Given data Block Start

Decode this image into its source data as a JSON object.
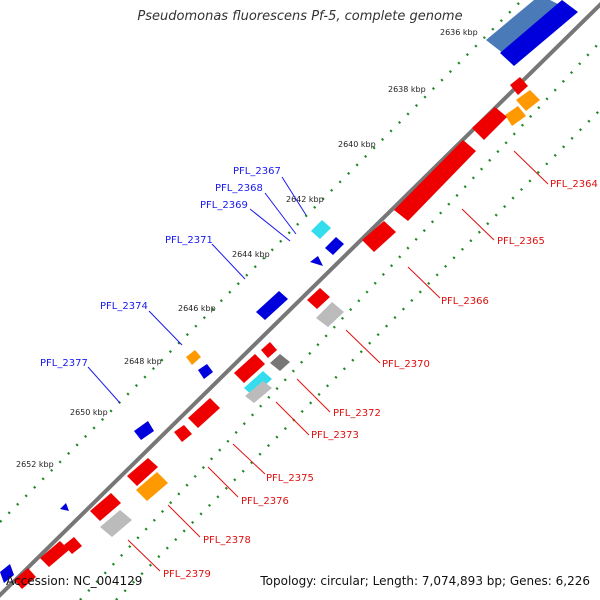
{
  "title": "Pseudomonas fluorescens Pf-5, complete genome",
  "footer": {
    "accession": "Accession: NC_004129",
    "summary": "Topology: circular; Length: 7,074,893 bp; Genes: 6,226"
  },
  "colors": {
    "forward_gene": "#0000dd",
    "reverse_gene": "#ee0000",
    "backbone": "#777777",
    "tick_dots": "#228822",
    "label_forward": "#1a1aee",
    "label_reverse": "#dd1111",
    "orange": "#ff9900",
    "cyan": "#33ddee",
    "gray": "#bbbbbb",
    "darkgray": "#777777",
    "steelblue": "#4477bb"
  },
  "kbp_ticks": [
    "2636 kbp",
    "2638 kbp",
    "2640 kbp",
    "2642 kbp",
    "2644 kbp",
    "2646 kbp",
    "2648 kbp",
    "2650 kbp",
    "2652 kbp"
  ],
  "forward_labels": [
    "PFL_2367",
    "PFL_2368",
    "PFL_2369",
    "PFL_2371",
    "PFL_2374",
    "PFL_2377"
  ],
  "reverse_labels": [
    "PFL_2364",
    "PFL_2365",
    "PFL_2366",
    "PFL_2370",
    "PFL_2372",
    "PFL_2373",
    "PFL_2375",
    "PFL_2376",
    "PFL_2378",
    "PFL_2379"
  ]
}
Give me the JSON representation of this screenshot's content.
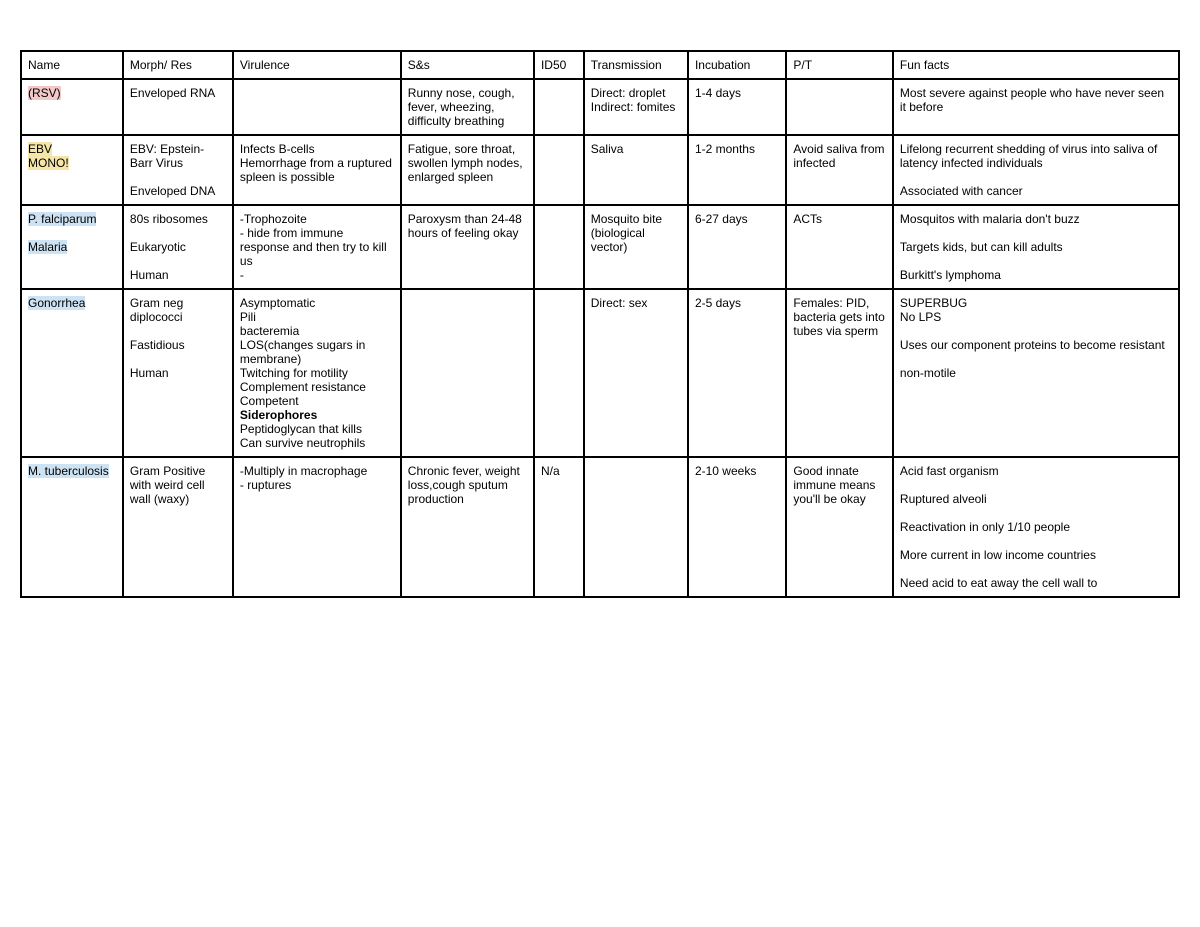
{
  "table": {
    "columns": [
      "Name",
      "Morph/ Res",
      "Virulence",
      "S&s",
      "ID50",
      "Transmission",
      "Incubation",
      "P/T",
      "Fun facts"
    ],
    "column_widths_pct": [
      8.8,
      9.5,
      14.5,
      11.5,
      4.3,
      9,
      8.5,
      9.2,
      24.7
    ],
    "border_color": "#000000",
    "background_color": "#ffffff",
    "font_family": "Arial",
    "font_size_pt": 9,
    "highlight_colors": {
      "pink": "#f2c8c8",
      "yellow": "#f5e6a8",
      "blue": "#cde2f2"
    },
    "rows": [
      {
        "name_segments": [
          {
            "text": "(RSV)",
            "highlight": "pink"
          }
        ],
        "morph": "Enveloped RNA",
        "virulence": "",
        "ss": "Runny nose, cough, fever, wheezing, difficulty breathing",
        "id50": "",
        "transmission": "Direct: droplet\nIndirect: fomites",
        "incubation": "1-4 days",
        "pt": "",
        "funfacts": "Most severe against people who have never seen it before"
      },
      {
        "name_segments": [
          {
            "text": "EBV",
            "highlight": "yellow"
          },
          {
            "text": "MONO!",
            "highlight": "yellow"
          }
        ],
        "morph": "EBV: Epstein-Barr Virus\n\nEnveloped DNA",
        "virulence": "Infects B-cells\nHemorrhage from a ruptured spleen is possible",
        "ss": "Fatigue, sore throat, swollen lymph nodes, enlarged spleen",
        "id50": "",
        "transmission": "Saliva",
        "incubation": "1-2 months",
        "pt": "Avoid saliva from infected",
        "funfacts": "Lifelong recurrent shedding of virus into saliva of latency infected individuals\n\nAssociated with cancer"
      },
      {
        "name_segments": [
          {
            "text": "P. falciparum",
            "highlight": "blue"
          },
          {
            "text": "",
            "highlight": null
          },
          {
            "text": "Malaria",
            "highlight": "blue"
          }
        ],
        "morph": "80s ribosomes\n\nEukaryotic\n\nHuman",
        "virulence": "-Trophozoite\n- hide from immune response and then try to kill us\n-",
        "ss": "Paroxysm than 24-48 hours of feeling okay",
        "id50": "",
        "transmission": "Mosquito bite (biological vector)",
        "incubation": "6-27 days",
        "pt": "ACTs",
        "funfacts": "Mosquitos with malaria don't buzz\n\nTargets kids, but can kill adults\n\nBurkitt's lymphoma"
      },
      {
        "name_segments": [
          {
            "text": "Gonorrhea",
            "highlight": "blue"
          }
        ],
        "morph": "Gram neg diplococci\n\nFastidious\n\nHuman",
        "virulence_segments": [
          {
            "text": "Asymptomatic",
            "bold": false
          },
          {
            "text": "Pili",
            "bold": false
          },
          {
            "text": "bacteremia",
            "bold": false
          },
          {
            "text": "LOS(changes sugars in membrane)",
            "bold": false
          },
          {
            "text": "Twitching for motility",
            "bold": false
          },
          {
            "text": "Complement resistance",
            "bold": false
          },
          {
            "text": "Competent",
            "bold": false
          },
          {
            "text": "Siderophores",
            "bold": true
          },
          {
            "text": "Peptidoglycan that kills",
            "bold": false
          },
          {
            "text": "Can survive neutrophils",
            "bold": false
          }
        ],
        "ss": "",
        "id50": "",
        "transmission": "Direct: sex",
        "incubation": "2-5 days",
        "pt": "Females: PID, bacteria gets into tubes via sperm",
        "funfacts": "SUPERBUG\nNo LPS\n\nUses our component proteins to become resistant\n\nnon-motile"
      },
      {
        "name_segments": [
          {
            "text": "M. tuberculosis",
            "highlight": "blue"
          }
        ],
        "morph": "Gram Positive with weird cell wall (waxy)",
        "virulence": "-Multiply in macrophage\n- ruptures",
        "ss": "Chronic fever, weight loss,cough sputum production",
        "id50": "N/a",
        "transmission": "",
        "incubation": "2-10 weeks",
        "pt": "Good innate immune means you'll be okay",
        "funfacts": "Acid fast organism\n\nRuptured alveoli\n\nReactivation in only 1/10 people\n\nMore current in low income countries\n\nNeed acid to eat away the cell wall to"
      }
    ]
  }
}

Given data Block End

▸ **How to complete this task**
Reproduce the records, all of them, word for word; omit the pictures.

▸ **Reply to the exercise**
Decode this image into its source data as a JSON object.
{
  "title": "Pseudomonas fluorescens Pf-5, complete genome",
  "footer": {
    "accession": "Accession: NC_004129",
    "summary": "Topology: circular; Length: 7,074,893 bp; Genes: 6,226"
  },
  "colors": {
    "forward_gene": "#0000dd",
    "reverse_gene": "#ee0000",
    "backbone": "#777777",
    "tick_dots": "#228822",
    "label_forward": "#1a1aee",
    "label_reverse": "#dd1111",
    "orange": "#ff9900",
    "cyan": "#33ddee",
    "gray": "#bbbbbb",
    "darkgray": "#777777",
    "steelblue": "#4477bb"
  },
  "kbp_ticks": [
    "2636 kbp",
    "2638 kbp",
    "2640 kbp",
    "2642 kbp",
    "2644 kbp",
    "2646 kbp",
    "2648 kbp",
    "2650 kbp",
    "2652 kbp"
  ],
  "forward_labels": [
    "PFL_2367",
    "PFL_2368",
    "PFL_2369",
    "PFL_2371",
    "PFL_2374",
    "PFL_2377"
  ],
  "reverse_labels": [
    "PFL_2364",
    "PFL_2365",
    "PFL_2366",
    "PFL_2370",
    "PFL_2372",
    "PFL_2373",
    "PFL_2375",
    "PFL_2376",
    "PFL_2378",
    "PFL_2379"
  ]
}
Give me the JSON representation of this screenshot's content.
{
  "table": {
    "columns": [
      "Name",
      "Morph/ Res",
      "Virulence",
      "S&s",
      "ID50",
      "Transmission",
      "Incubation",
      "P/T",
      "Fun facts"
    ],
    "column_widths_pct": [
      8.8,
      9.5,
      14.5,
      11.5,
      4.3,
      9,
      8.5,
      9.2,
      24.7
    ],
    "border_color": "#000000",
    "background_color": "#ffffff",
    "font_family": "Arial",
    "font_size_pt": 9,
    "highlight_colors": {
      "pink": "#f2c8c8",
      "yellow": "#f5e6a8",
      "blue": "#cde2f2"
    },
    "rows": [
      {
        "name_segments": [
          {
            "text": "(RSV)",
            "highlight": "pink"
          }
        ],
        "morph": "Enveloped RNA",
        "virulence": "",
        "ss": "Runny nose, cough, fever, wheezing, difficulty breathing",
        "id50": "",
        "transmission": "Direct: droplet\nIndirect: fomites",
        "incubation": "1-4 days",
        "pt": "",
        "funfacts": "Most severe against people who have never seen it before"
      },
      {
        "name_segments": [
          {
            "text": "EBV",
            "highlight": "yellow"
          },
          {
            "text": "MONO!",
            "highlight": "yellow"
          }
        ],
        "morph": "EBV: Epstein-Barr Virus\n\nEnveloped DNA",
        "virulence": "Infects B-cells\nHemorrhage from a ruptured spleen is possible",
        "ss": "Fatigue, sore throat, swollen lymph nodes, enlarged spleen",
        "id50": "",
        "transmission": "Saliva",
        "incubation": "1-2 months",
        "pt": "Avoid saliva from infected",
        "funfacts": "Lifelong recurrent shedding of virus into saliva of latency infected individuals\n\nAssociated with cancer"
      },
      {
        "name_segments": [
          {
            "text": "P. falciparum",
            "highlight": "blue"
          },
          {
            "text": "",
            "highlight": null
          },
          {
            "text": "Malaria",
            "highlight": "blue"
          }
        ],
        "morph": "80s ribosomes\n\nEukaryotic\n\nHuman",
        "virulence": "-Trophozoite\n- hide from immune response and then try to kill us\n-",
        "ss": "Paroxysm than 24-48 hours of feeling okay",
        "id50": "",
        "transmission": "Mosquito bite (biological vector)",
        "incubation": "6-27 days",
        "pt": "ACTs",
        "funfacts": "Mosquitos with malaria don't buzz\n\nTargets kids, but can kill adults\n\nBurkitt's lymphoma"
      },
      {
        "name_segments": [
          {
            "text": "Gonorrhea",
            "highlight": "blue"
          }
        ],
        "morph": "Gram neg diplococci\n\nFastidious\n\nHuman",
        "virulence_segments": [
          {
            "text": "Asymptomatic",
            "bold": false
          },
          {
            "text": "Pili",
            "bold": false
          },
          {
            "text": "bacteremia",
            "bold": false
          },
          {
            "text": "LOS(changes sugars in membrane)",
            "bold": false
          },
          {
            "text": "Twitching for motility",
            "bold": false
          },
          {
            "text": "Complement resistance",
            "bold": false
          },
          {
            "text": "Competent",
            "bold": false
          },
          {
            "text": "Siderophores",
            "bold": true
          },
          {
            "text": "Peptidoglycan that kills",
            "bold": false
          },
          {
            "text": "Can survive neutrophils",
            "bold": false
          }
        ],
        "ss": "",
        "id50": "",
        "transmission": "Direct: sex",
        "incubation": "2-5 days",
        "pt": "Females: PID, bacteria gets into tubes via sperm",
        "funfacts": "SUPERBUG\nNo LPS\n\nUses our component proteins to become resistant\n\nnon-motile"
      },
      {
        "name_segments": [
          {
            "text": "M. tuberculosis",
            "highlight": "blue"
          }
        ],
        "morph": "Gram Positive with weird cell wall (waxy)",
        "virulence": "-Multiply in macrophage\n- ruptures",
        "ss": "Chronic fever, weight loss,cough sputum production",
        "id50": "N/a",
        "transmission": "",
        "incubation": "2-10 weeks",
        "pt": "Good innate immune means you'll be okay",
        "funfacts": "Acid fast organism\n\nRuptured alveoli\n\nReactivation in only 1/10 people\n\nMore current in low income countries\n\nNeed acid to eat away the cell wall to"
      }
    ]
  }
}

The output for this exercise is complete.